Write out all the entries word for word, but skip any images.

▼

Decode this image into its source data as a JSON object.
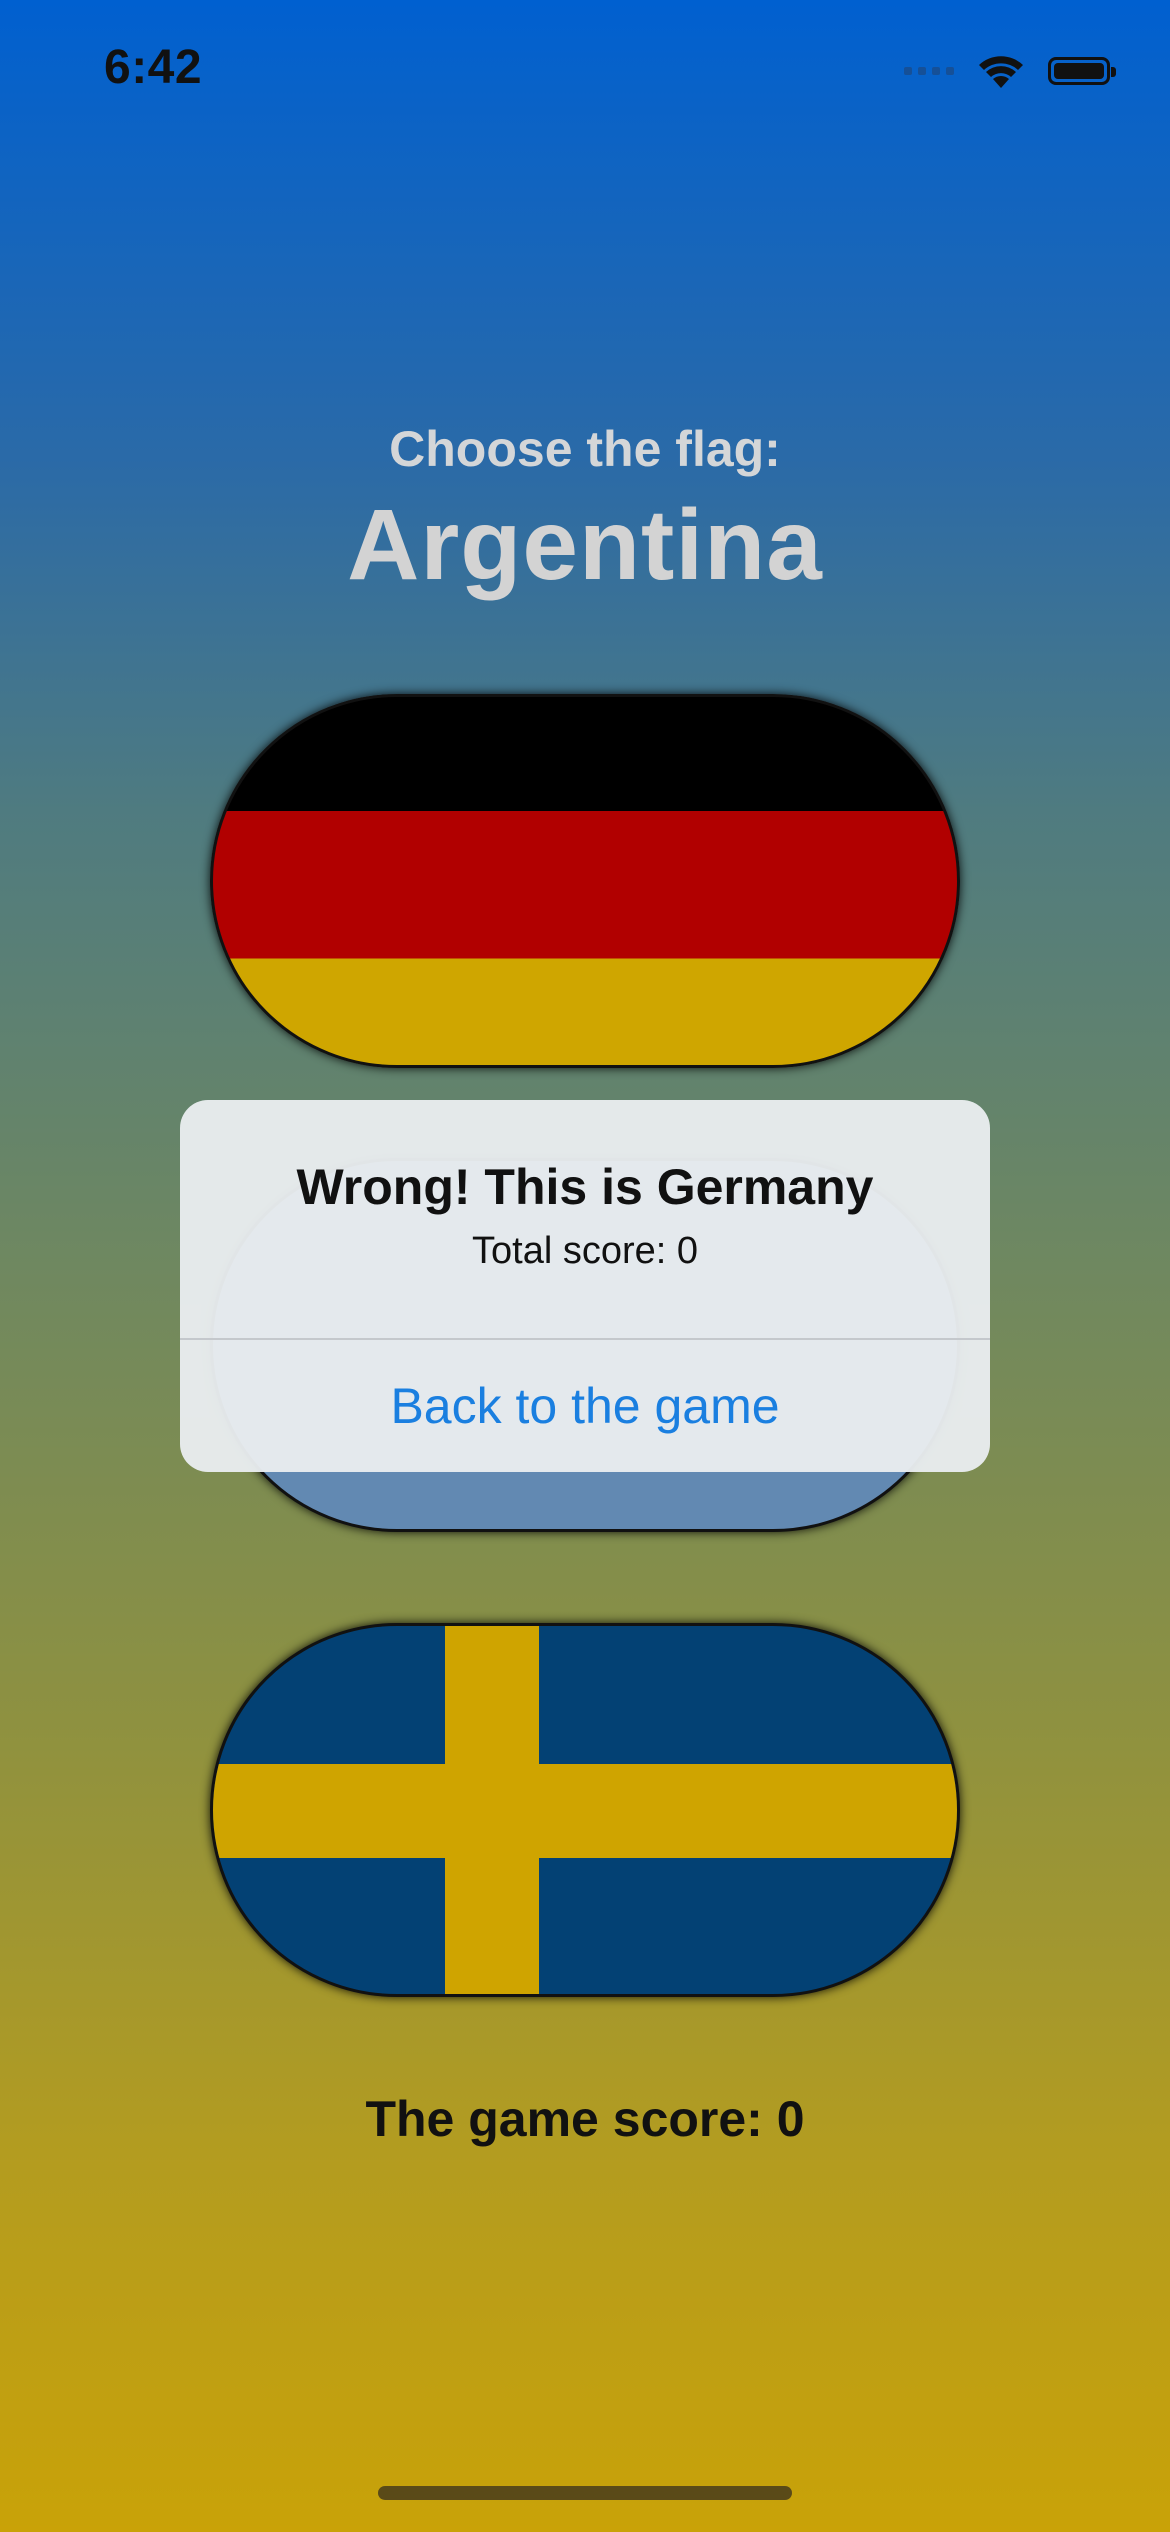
{
  "status_bar": {
    "time": "6:42",
    "icons": [
      "signal-icon",
      "wifi-icon",
      "battery-icon"
    ]
  },
  "header": {
    "prompt": "Choose the flag:",
    "country": "Argentina"
  },
  "flags": [
    {
      "country": "Germany",
      "icon": "germany-flag"
    },
    {
      "country": "Argentina",
      "icon": "argentina-flag"
    },
    {
      "country": "Sweden",
      "icon": "sweden-flag"
    }
  ],
  "score": {
    "label": "The game score: 0"
  },
  "alert": {
    "title": "Wrong! This is Germany",
    "message": "Total score: 0",
    "button_label": "Back to the game"
  },
  "colors": {
    "gradient_top": "#0060d0",
    "gradient_bottom": "#c9a208",
    "alert_button": "#1a7fe0"
  }
}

▲

**SOLUTION TO THIS TASK:**
Decode this image into its source data as a JSON object.
{
  "status_bar": {
    "time": "6:42",
    "icons": [
      "signal-icon",
      "wifi-icon",
      "battery-icon"
    ]
  },
  "header": {
    "prompt": "Choose the flag:",
    "country": "Argentina"
  },
  "flags": [
    {
      "country": "Germany",
      "icon": "germany-flag"
    },
    {
      "country": "Argentina",
      "icon": "argentina-flag"
    },
    {
      "country": "Sweden",
      "icon": "sweden-flag"
    }
  ],
  "score": {
    "label": "The game score: 0"
  },
  "alert": {
    "title": "Wrong! This is Germany",
    "message": "Total score: 0",
    "button_label": "Back to the game"
  },
  "colors": {
    "gradient_top": "#0060d0",
    "gradient_bottom": "#c9a208",
    "alert_button": "#1a7fe0"
  }
}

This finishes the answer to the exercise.